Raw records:
◆ ◆ ◆ ◆ ◆

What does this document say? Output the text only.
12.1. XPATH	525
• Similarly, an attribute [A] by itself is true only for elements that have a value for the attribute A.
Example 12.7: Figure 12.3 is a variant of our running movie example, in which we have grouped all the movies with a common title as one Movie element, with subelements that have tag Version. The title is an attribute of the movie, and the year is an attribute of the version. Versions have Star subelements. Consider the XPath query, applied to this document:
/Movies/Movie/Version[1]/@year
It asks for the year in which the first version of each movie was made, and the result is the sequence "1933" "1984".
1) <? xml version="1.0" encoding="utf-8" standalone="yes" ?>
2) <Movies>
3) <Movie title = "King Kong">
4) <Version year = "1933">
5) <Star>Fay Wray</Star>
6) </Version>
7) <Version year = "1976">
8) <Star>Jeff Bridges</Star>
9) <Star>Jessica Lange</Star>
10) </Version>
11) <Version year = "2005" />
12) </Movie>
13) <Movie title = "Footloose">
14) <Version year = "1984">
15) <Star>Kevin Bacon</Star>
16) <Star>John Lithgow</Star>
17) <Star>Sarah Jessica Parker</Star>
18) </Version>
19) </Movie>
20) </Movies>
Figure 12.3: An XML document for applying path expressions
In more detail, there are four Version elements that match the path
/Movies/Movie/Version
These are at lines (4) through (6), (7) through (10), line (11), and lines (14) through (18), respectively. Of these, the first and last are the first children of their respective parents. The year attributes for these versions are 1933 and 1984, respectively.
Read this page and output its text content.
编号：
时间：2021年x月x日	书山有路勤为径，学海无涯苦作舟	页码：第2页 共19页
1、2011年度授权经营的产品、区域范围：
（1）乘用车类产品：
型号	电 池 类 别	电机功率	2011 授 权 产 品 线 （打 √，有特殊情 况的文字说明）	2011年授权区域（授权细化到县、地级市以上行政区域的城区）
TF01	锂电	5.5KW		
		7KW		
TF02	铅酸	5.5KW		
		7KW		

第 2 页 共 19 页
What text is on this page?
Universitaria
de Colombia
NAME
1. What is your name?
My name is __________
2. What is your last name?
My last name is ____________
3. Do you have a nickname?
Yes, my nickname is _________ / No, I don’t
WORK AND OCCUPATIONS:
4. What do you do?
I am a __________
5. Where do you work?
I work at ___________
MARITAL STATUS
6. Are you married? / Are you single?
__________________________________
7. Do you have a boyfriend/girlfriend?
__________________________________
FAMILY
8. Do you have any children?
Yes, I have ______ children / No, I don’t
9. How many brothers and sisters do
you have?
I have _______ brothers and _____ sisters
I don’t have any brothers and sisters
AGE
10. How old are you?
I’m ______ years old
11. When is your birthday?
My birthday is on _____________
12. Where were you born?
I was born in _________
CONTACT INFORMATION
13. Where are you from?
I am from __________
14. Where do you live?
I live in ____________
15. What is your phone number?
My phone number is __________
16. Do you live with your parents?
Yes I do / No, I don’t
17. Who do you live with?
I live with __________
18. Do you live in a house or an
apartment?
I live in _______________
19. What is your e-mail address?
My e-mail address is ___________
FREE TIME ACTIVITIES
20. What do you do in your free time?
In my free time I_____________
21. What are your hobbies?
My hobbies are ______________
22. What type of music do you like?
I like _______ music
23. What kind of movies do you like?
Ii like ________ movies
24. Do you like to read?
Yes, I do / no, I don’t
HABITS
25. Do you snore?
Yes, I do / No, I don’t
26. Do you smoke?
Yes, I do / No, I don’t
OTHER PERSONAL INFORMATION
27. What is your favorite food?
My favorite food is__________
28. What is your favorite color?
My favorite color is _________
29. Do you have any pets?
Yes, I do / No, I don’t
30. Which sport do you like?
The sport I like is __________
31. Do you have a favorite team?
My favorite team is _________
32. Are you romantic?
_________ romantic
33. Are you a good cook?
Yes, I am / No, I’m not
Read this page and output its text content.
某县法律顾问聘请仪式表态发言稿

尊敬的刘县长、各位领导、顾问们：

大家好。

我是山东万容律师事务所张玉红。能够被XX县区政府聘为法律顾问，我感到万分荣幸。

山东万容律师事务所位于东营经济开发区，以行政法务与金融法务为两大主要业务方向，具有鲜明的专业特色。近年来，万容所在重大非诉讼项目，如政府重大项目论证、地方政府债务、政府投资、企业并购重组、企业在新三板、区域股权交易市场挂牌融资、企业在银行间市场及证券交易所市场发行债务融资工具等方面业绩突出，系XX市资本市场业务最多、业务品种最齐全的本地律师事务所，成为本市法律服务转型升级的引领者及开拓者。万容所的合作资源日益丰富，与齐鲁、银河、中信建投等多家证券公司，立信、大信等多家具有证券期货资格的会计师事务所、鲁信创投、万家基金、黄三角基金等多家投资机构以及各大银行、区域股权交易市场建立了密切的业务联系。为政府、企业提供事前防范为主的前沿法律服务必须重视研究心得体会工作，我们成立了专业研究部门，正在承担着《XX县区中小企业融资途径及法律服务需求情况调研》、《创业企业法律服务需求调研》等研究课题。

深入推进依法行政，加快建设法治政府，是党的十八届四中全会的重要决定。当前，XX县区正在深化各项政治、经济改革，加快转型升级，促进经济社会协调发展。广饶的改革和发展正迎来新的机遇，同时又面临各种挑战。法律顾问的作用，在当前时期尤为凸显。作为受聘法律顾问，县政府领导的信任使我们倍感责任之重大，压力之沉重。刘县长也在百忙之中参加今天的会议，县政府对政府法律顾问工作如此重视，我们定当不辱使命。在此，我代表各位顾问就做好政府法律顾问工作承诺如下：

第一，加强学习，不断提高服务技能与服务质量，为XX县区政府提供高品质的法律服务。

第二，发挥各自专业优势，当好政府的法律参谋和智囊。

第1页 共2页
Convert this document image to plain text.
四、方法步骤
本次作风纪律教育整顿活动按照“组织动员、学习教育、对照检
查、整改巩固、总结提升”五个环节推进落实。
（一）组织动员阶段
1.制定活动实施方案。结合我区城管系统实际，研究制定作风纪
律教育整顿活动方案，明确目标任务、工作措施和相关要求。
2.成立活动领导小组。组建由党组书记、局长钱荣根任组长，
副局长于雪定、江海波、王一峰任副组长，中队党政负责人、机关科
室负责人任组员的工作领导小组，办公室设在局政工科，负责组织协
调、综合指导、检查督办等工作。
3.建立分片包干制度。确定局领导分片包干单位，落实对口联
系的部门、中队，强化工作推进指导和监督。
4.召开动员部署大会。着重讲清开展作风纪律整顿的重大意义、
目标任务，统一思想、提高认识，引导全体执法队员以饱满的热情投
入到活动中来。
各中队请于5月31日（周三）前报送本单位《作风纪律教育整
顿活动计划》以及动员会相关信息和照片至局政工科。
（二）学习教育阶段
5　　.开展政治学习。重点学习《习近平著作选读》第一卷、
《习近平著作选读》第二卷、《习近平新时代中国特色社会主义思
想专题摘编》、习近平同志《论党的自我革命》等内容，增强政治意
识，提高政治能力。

◆ ◆ ◆ ◆ ◆

__YOUR OBJECTIVE__. Write the listing out again, exactly as shown above.

__CORRECT ANSWER__.
What does this document say? Output the text only.
12.1. XPATH	525
• Similarly, an attribute [A] by itself is true only for elements that have a value for the attribute A.
Example 12.7: Figure 12.3 is a variant of our running movie example, in which we have grouped all the movies with a common title as one Movie element, with subelements that have tag Version. The title is an attribute of the movie, and the year is an attribute of the version. Versions have Star subelements. Consider the XPath query, applied to this document:
/Movies/Movie/Version[1]/@year
It asks for the year in which the first version of each movie was made, and the result is the sequence "1933" "1984".
1) <? xml version="1.0" encoding="utf-8" standalone="yes" ?>
2) <Movies>
3) <Movie title = "King Kong">
4) <Version year = "1933">
5) <Star>Fay Wray</Star>
6) </Version>
7) <Version year = "1976">
8) <Star>Jeff Bridges</Star>
9) <Star>Jessica Lange</Star>
10) </Version>
11) <Version year = "2005" />
12) </Movie>
13) <Movie title = "Footloose">
14) <Version year = "1984">
15) <Star>Kevin Bacon</Star>
16) <Star>John Lithgow</Star>
17) <Star>Sarah Jessica Parker</Star>
18) </Version>
19) </Movie>
20) </Movies>
Figure 12.3: An XML document for applying path expressions
In more detail, there are four Version elements that match the path
/Movies/Movie/Version
These are at lines (4) through (6), (7) through (10), line (11), and lines (14) through (18), respectively. Of these, the first and last are the first children of their respective parents. The year attributes for these versions are 1933 and 1984, respectively.
Read this page and output its text content.
编号：
时间：2021年x月x日	书山有路勤为径，学海无涯苦作舟	页码：第2页 共19页
1、2011年度授权经营的产品、区域范围：
（1）乘用车类产品：
型号	电 池 类 别	电机功率	2011 授 权 产 品 线 （打 √，有特殊情 况的文字说明）	2011年授权区域（授权细化到县、地级市以上行政区域的城区）
TF01	锂电	5.5KW		
		7KW		
TF02	铅酸	5.5KW		
		7KW		

第 2 页 共 19 页
What text is on this page?
Universitaria
de Colombia
NAME
1. What is your name?
My name is __________
2. What is your last name?
My last name is ____________
3. Do you have a nickname?
Yes, my nickname is _________ / No, I don’t
WORK AND OCCUPATIONS:
4. What do you do?
I am a __________
5. Where do you work?
I work at ___________
MARITAL STATUS
6. Are you married? / Are you single?
__________________________________
7. Do you have a boyfriend/girlfriend?
__________________________________
FAMILY
8. Do you have any children?
Yes, I have ______ children / No, I don’t
9. How many brothers and sisters do
you have?
I have _______ brothers and _____ sisters
I don’t have any brothers and sisters
AGE
10. How old are you?
I’m ______ years old
11. When is your birthday?
My birthday is on _____________
12. Where were you born?
I was born in _________
CONTACT INFORMATION
13. Where are you from?
I am from __________
14. Where do you live?
I live in ____________
15. What is your phone number?
My phone number is __________
16. Do you live with your parents?
Yes I do / No, I don’t
17. Who do you live with?
I live with __________
18. Do you live in a house or an
apartment?
I live in _______________
19. What is your e-mail address?
My e-mail address is ___________
FREE TIME ACTIVITIES
20. What do you do in your free time?
In my free time I_____________
21. What are your hobbies?
My hobbies are ______________
22. What type of music do you like?
I like _______ music
23. What kind of movies do you like?
Ii like ________ movies
24. Do you like to read?
Yes, I do / no, I don’t
HABITS
25. Do you snore?
Yes, I do / No, I don’t
26. Do you smoke?
Yes, I do / No, I don’t
OTHER PERSONAL INFORMATION
27. What is your favorite food?
My favorite food is__________
28. What is your favorite color?
My favorite color is _________
29. Do you have any pets?
Yes, I do / No, I don’t
30. Which sport do you like?
The sport I like is __________
31. Do you have a favorite team?
My favorite team is _________
32. Are you romantic?
_________ romantic
33. Are you a good cook?
Yes, I am / No, I’m not
Read this page and output its text content.
某县法律顾问聘请仪式表态发言稿

尊敬的刘县长、各位领导、顾问们：

大家好。

我是山东万容律师事务所张玉红。能够被XX县区政府聘为法律顾问，我感到万分荣幸。

山东万容律师事务所位于东营经济开发区，以行政法务与金融法务为两大主要业务方向，具有鲜明的专业特色。近年来，万容所在重大非诉讼项目，如政府重大项目论证、地方政府债务、政府投资、企业并购重组、企业在新三板、区域股权交易市场挂牌融资、企业在银行间市场及证券交易所市场发行债务融资工具等方面业绩突出，系XX市资本市场业务最多、业务品种最齐全的本地律师事务所，成为本市法律服务转型升级的引领者及开拓者。万容所的合作资源日益丰富，与齐鲁、银河、中信建投等多家证券公司，立信、大信等多家具有证券期货资格的会计师事务所、鲁信创投、万家基金、黄三角基金等多家投资机构以及各大银行、区域股权交易市场建立了密切的业务联系。为政府、企业提供事前防范为主的前沿法律服务必须重视研究心得体会工作，我们成立了专业研究部门，正在承担着《XX县区中小企业融资途径及法律服务需求情况调研》、《创业企业法律服务需求调研》等研究课题。

深入推进依法行政，加快建设法治政府，是党的十八届四中全会的重要决定。当前，XX县区正在深化各项政治、经济改革，加快转型升级，促进经济社会协调发展。广饶的改革和发展正迎来新的机遇，同时又面临各种挑战。法律顾问的作用，在当前时期尤为凸显。作为受聘法律顾问，县政府领导的信任使我们倍感责任之重大，压力之沉重。刘县长也在百忙之中参加今天的会议，县政府对政府法律顾问工作如此重视，我们定当不辱使命。在此，我代表各位顾问就做好政府法律顾问工作承诺如下：

第一，加强学习，不断提高服务技能与服务质量，为XX县区政府提供高品质的法律服务。

第二，发挥各自专业优势，当好政府的法律参谋和智囊。

第1页 共2页
Convert this document image to plain text.
四、方法步骤
本次作风纪律教育整顿活动按照“组织动员、学习教育、对照检
查、整改巩固、总结提升”五个环节推进落实。
（一）组织动员阶段
1.制定活动实施方案。结合我区城管系统实际，研究制定作风纪
律教育整顿活动方案，明确目标任务、工作措施和相关要求。
2.成立活动领导小组。组建由党组书记、局长钱荣根任组长，
副局长于雪定、江海波、王一峰任副组长，中队党政负责人、机关科
室负责人任组员的工作领导小组，办公室设在局政工科，负责组织协
调、综合指导、检查督办等工作。
3.建立分片包干制度。确定局领导分片包干单位，落实对口联
系的部门、中队，强化工作推进指导和监督。
4.召开动员部署大会。着重讲清开展作风纪律整顿的重大意义、
目标任务，统一思想、提高认识，引导全体执法队员以饱满的热情投
入到活动中来。
各中队请于5月31日（周三）前报送本单位《作风纪律教育整
顿活动计划》以及动员会相关信息和照片至局政工科。
（二）学习教育阶段
5　　.开展政治学习。重点学习《习近平著作选读》第一卷、
《习近平著作选读》第二卷、《习近平新时代中国特色社会主义思
想专题摘编》、习近平同志《论党的自我革命》等内容，增强政治意
识，提高政治能力。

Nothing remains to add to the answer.